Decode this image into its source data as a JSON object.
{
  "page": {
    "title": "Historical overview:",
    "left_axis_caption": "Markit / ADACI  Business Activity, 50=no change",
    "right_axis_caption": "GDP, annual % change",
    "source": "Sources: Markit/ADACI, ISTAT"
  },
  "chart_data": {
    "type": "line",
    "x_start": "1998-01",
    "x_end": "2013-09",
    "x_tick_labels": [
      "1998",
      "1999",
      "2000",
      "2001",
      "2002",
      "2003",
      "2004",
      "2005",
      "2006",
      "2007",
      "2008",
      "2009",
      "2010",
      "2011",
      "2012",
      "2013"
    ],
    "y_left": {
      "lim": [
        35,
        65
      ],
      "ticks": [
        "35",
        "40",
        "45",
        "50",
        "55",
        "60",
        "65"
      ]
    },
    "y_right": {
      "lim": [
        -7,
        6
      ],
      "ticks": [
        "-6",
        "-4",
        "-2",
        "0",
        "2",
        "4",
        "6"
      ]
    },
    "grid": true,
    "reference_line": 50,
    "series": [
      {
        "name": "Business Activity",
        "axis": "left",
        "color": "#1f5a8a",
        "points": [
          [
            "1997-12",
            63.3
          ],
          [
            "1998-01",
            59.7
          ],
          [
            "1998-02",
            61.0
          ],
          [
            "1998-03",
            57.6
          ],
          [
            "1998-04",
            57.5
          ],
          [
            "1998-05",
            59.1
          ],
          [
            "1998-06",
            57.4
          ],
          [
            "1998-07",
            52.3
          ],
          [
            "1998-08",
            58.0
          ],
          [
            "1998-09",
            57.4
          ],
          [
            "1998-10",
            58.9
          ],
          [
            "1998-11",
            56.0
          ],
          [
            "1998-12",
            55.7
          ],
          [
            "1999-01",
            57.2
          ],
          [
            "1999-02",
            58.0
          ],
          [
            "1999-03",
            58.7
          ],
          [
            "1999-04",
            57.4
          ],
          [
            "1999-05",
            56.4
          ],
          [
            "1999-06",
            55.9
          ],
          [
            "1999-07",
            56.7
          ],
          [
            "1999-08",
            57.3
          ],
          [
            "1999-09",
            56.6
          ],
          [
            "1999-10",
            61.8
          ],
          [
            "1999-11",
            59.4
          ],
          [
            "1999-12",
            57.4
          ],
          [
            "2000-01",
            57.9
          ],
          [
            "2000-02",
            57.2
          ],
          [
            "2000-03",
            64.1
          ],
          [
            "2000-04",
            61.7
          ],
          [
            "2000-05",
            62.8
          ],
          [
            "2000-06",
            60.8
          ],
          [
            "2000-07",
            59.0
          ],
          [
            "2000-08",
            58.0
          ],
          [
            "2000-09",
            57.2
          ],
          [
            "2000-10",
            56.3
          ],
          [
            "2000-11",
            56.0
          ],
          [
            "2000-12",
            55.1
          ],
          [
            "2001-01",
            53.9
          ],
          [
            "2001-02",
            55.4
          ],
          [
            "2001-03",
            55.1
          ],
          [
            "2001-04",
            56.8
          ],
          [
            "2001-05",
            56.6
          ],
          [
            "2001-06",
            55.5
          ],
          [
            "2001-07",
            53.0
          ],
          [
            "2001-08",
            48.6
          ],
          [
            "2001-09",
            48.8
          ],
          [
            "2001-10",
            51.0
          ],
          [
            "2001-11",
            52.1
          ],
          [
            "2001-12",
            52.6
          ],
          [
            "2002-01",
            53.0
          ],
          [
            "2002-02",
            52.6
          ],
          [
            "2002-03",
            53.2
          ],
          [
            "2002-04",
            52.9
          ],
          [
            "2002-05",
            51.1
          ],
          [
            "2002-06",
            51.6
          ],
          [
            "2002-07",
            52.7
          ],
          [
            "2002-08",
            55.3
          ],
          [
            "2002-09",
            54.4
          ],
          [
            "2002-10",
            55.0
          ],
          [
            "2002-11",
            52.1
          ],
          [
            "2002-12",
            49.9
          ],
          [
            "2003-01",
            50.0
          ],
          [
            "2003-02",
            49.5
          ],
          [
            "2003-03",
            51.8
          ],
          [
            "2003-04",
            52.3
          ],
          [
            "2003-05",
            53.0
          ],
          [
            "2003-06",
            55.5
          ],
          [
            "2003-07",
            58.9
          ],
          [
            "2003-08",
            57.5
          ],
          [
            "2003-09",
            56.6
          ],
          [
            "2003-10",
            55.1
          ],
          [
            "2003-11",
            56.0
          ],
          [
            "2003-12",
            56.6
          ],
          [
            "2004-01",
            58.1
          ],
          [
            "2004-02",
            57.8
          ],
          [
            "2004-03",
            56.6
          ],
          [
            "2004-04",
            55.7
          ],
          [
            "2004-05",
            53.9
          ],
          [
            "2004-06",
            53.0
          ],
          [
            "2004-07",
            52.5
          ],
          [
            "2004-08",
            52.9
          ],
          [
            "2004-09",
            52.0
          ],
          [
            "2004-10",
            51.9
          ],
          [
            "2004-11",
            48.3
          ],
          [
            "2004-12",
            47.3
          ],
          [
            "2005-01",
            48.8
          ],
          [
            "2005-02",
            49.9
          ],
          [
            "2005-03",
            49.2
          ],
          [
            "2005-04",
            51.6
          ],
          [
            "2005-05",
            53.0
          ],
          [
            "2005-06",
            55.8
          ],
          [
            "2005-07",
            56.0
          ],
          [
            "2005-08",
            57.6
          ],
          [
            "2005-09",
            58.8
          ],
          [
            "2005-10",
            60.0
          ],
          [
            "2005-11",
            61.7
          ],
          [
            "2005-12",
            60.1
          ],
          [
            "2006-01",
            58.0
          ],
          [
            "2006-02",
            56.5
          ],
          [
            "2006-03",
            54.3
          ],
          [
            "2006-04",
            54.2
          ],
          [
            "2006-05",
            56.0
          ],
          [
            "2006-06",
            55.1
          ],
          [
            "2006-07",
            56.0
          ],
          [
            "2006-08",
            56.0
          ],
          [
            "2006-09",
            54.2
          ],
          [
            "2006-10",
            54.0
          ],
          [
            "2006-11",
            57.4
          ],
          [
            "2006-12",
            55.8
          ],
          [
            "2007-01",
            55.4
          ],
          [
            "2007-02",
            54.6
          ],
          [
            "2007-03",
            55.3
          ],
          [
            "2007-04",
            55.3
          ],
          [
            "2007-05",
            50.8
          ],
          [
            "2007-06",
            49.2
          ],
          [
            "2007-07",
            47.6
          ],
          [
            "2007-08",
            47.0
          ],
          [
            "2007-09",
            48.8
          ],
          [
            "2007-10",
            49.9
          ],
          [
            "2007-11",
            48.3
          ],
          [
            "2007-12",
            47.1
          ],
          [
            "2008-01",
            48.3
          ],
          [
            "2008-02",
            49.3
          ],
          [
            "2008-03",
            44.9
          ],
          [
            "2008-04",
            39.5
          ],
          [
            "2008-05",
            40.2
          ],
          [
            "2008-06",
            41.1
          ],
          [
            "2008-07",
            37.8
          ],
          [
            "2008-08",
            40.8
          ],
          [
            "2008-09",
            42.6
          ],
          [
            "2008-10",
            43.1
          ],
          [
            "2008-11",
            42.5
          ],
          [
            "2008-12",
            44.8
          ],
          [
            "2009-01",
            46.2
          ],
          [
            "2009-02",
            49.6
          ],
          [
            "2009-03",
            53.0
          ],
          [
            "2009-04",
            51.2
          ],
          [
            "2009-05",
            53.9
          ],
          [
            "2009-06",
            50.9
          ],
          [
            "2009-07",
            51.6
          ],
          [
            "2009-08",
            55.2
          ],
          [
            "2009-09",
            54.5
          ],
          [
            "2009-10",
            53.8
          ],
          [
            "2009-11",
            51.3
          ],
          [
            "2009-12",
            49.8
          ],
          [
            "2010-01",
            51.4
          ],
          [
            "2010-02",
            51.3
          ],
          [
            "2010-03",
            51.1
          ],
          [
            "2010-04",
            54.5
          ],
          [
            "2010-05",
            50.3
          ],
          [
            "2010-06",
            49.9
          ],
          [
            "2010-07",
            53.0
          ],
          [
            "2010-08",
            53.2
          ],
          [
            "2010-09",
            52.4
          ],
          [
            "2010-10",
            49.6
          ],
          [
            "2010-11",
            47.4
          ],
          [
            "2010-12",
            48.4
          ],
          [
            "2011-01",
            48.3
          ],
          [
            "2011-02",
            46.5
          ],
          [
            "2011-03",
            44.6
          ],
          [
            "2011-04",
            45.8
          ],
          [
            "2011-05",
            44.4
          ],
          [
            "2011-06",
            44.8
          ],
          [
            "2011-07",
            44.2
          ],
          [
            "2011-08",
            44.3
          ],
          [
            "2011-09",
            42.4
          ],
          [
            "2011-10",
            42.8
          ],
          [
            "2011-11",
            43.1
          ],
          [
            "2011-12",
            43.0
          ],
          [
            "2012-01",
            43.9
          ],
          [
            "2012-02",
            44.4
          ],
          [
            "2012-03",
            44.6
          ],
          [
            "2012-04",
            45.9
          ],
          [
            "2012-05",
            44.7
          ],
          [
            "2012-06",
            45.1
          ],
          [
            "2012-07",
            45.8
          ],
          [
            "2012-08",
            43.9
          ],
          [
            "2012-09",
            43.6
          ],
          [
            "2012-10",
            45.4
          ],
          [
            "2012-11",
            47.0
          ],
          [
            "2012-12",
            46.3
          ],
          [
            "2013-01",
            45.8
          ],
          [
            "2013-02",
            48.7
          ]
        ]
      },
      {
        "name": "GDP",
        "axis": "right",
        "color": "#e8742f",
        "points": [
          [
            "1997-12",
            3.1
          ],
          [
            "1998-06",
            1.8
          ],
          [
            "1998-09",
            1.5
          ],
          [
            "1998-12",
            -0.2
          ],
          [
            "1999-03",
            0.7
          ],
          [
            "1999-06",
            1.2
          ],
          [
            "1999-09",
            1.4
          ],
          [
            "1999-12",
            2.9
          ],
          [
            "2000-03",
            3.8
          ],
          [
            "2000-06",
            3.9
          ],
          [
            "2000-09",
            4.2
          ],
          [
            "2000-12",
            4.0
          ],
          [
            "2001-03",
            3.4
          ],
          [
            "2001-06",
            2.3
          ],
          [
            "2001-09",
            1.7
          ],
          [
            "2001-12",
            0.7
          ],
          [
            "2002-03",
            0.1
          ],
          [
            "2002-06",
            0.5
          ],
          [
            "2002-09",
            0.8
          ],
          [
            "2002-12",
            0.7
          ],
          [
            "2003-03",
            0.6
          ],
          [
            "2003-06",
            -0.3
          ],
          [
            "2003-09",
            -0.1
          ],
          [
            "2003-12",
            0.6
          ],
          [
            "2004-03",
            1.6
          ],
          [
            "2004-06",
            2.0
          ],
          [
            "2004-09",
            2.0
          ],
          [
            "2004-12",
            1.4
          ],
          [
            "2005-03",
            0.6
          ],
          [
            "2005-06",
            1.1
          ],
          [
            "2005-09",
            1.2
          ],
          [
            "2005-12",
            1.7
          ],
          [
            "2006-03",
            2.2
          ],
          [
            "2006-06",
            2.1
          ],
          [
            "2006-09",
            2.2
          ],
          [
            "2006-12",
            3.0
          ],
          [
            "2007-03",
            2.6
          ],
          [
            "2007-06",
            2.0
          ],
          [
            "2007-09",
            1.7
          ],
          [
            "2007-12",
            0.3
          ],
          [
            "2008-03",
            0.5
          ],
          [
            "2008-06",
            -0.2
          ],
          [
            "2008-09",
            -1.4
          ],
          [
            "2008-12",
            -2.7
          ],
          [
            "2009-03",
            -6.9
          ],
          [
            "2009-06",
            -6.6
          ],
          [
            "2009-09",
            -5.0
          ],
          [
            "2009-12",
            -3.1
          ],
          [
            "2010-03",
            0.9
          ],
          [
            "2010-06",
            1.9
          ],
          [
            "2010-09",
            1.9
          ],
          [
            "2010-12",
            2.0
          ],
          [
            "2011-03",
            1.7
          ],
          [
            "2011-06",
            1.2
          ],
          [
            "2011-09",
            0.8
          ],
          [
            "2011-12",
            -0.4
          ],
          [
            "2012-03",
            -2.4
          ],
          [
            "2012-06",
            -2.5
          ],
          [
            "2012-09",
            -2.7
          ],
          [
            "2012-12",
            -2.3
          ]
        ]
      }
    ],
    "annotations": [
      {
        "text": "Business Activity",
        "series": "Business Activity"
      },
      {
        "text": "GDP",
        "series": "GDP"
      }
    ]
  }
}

-------

__WHAT YOU HAVE TO DO__: Search the preceding listing for "Business" and extract every line where it is found.

__TASK RESULT__:
    "left_axis_caption": "Markit / ADACI  Business Activity, 50=no change",
        "name": "Business Activity",
        "text": "Business Activity",
        "series": "Business Activity"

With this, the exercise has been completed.